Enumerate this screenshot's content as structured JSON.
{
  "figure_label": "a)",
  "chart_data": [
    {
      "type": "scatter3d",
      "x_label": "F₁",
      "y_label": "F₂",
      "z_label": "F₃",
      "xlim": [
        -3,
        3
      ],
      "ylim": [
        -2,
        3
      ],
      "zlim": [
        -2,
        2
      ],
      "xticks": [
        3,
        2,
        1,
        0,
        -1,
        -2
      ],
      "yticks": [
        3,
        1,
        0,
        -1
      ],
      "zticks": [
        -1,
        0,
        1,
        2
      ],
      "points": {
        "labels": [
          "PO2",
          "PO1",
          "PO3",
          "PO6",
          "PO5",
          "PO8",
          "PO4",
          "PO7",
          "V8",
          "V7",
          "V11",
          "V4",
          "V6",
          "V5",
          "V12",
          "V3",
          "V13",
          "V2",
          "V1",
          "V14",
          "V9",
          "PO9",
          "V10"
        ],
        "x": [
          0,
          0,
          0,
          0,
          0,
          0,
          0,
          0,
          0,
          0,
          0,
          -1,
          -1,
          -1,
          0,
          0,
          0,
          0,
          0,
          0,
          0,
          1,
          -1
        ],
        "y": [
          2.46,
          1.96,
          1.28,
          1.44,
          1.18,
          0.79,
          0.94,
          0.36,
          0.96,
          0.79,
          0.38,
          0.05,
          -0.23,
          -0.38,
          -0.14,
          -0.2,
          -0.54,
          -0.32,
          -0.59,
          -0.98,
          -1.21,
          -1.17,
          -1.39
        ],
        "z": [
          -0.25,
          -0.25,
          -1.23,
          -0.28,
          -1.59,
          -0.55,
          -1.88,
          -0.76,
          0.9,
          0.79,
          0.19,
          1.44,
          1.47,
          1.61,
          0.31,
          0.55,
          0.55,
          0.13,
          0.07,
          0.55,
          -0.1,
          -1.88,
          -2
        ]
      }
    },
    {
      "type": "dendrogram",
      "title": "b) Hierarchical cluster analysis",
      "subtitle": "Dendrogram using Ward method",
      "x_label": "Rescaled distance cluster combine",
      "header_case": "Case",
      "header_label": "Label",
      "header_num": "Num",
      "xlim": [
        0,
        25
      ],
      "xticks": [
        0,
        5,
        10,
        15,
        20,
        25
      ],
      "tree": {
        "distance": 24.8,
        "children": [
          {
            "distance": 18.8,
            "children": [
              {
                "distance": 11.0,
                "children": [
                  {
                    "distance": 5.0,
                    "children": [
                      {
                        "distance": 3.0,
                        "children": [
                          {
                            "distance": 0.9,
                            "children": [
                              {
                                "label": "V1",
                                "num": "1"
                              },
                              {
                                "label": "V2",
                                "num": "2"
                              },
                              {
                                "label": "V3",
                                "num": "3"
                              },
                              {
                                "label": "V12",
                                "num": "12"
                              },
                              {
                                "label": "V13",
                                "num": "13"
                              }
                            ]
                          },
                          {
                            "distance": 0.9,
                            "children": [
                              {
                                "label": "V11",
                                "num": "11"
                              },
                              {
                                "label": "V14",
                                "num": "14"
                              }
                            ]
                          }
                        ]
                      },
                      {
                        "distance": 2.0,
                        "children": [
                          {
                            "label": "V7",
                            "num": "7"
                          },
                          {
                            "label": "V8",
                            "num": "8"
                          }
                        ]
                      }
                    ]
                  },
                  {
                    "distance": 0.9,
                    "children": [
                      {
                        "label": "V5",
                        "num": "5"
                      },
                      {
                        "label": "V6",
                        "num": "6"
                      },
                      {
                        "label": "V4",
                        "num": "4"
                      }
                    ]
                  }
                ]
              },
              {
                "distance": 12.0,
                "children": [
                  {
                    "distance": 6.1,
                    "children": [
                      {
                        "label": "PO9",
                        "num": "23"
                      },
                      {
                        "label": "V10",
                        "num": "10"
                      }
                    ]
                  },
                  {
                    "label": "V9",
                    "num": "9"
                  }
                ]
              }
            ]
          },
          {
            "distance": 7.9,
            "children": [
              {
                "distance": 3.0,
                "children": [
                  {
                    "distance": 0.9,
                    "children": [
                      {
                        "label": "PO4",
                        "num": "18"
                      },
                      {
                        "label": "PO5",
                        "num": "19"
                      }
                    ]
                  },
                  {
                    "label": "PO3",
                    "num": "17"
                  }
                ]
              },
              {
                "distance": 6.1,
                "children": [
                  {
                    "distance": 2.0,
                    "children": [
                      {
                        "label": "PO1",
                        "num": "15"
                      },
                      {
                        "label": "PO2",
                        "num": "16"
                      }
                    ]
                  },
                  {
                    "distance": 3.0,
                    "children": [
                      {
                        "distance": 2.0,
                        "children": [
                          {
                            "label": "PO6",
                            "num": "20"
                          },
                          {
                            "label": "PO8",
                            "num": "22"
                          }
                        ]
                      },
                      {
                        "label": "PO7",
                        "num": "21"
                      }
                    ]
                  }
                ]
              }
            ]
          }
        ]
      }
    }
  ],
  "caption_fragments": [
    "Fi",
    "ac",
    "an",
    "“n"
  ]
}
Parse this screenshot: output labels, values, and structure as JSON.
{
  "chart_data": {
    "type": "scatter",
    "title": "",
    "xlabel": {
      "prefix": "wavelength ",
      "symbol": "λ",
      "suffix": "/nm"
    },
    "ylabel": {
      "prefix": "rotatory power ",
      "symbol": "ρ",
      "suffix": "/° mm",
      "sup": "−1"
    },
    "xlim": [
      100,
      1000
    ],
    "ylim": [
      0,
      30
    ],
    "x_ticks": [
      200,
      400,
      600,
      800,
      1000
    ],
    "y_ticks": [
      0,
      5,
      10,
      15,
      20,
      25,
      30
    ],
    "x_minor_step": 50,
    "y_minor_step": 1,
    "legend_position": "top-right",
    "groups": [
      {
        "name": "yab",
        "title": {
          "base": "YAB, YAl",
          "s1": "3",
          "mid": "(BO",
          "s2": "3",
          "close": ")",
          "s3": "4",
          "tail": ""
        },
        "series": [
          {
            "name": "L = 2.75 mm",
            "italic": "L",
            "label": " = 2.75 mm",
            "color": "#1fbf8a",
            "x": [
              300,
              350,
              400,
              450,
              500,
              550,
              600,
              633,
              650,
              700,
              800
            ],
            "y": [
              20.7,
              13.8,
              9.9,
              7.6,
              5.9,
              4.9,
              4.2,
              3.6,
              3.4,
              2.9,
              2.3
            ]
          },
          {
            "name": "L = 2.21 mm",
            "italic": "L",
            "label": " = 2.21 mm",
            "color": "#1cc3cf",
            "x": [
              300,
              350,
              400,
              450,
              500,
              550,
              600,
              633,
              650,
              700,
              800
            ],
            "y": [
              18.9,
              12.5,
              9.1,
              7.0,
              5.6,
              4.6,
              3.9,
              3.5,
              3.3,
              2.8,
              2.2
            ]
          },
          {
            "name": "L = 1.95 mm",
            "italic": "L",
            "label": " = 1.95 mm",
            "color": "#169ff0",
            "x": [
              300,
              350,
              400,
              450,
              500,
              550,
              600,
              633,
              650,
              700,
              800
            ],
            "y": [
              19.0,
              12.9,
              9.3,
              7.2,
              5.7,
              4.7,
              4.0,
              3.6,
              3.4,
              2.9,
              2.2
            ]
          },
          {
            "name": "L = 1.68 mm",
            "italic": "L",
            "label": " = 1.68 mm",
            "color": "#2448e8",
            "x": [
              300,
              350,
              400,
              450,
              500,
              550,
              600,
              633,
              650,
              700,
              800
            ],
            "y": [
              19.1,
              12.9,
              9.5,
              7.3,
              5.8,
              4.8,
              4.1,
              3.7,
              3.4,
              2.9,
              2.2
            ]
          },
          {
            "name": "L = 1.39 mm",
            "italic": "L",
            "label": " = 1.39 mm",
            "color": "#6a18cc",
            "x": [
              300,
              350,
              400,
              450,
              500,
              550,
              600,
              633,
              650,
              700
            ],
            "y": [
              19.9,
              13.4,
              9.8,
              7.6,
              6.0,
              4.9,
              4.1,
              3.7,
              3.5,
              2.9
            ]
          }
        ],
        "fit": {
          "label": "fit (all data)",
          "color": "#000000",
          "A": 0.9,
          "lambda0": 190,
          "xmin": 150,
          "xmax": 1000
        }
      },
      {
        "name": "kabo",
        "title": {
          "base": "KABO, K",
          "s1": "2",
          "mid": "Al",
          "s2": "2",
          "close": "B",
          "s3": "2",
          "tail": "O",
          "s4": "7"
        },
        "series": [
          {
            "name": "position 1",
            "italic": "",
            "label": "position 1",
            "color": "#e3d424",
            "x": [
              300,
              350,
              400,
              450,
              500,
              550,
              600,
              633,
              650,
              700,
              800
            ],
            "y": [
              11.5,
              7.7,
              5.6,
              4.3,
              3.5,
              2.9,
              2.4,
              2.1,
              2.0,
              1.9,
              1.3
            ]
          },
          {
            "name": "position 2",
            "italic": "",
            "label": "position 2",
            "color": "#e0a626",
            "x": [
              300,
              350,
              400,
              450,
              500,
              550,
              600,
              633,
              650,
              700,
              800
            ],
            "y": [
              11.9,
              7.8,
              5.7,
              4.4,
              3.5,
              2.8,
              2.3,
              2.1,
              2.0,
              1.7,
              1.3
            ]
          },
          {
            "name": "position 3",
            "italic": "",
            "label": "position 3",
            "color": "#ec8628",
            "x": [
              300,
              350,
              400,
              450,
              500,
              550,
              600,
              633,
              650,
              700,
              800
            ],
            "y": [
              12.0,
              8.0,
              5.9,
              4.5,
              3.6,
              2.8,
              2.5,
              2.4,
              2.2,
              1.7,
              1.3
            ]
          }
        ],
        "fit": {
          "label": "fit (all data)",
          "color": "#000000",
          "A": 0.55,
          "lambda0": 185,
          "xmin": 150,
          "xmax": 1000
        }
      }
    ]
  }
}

**WHAT YOU NEED TO DO:**
Identify the lines above that contain the word "cluster", then copy them.

**FINAL RESULT:**
      "title": "b) Hierarchical cluster analysis",
      "x_label": "Rescaled distance cluster combine",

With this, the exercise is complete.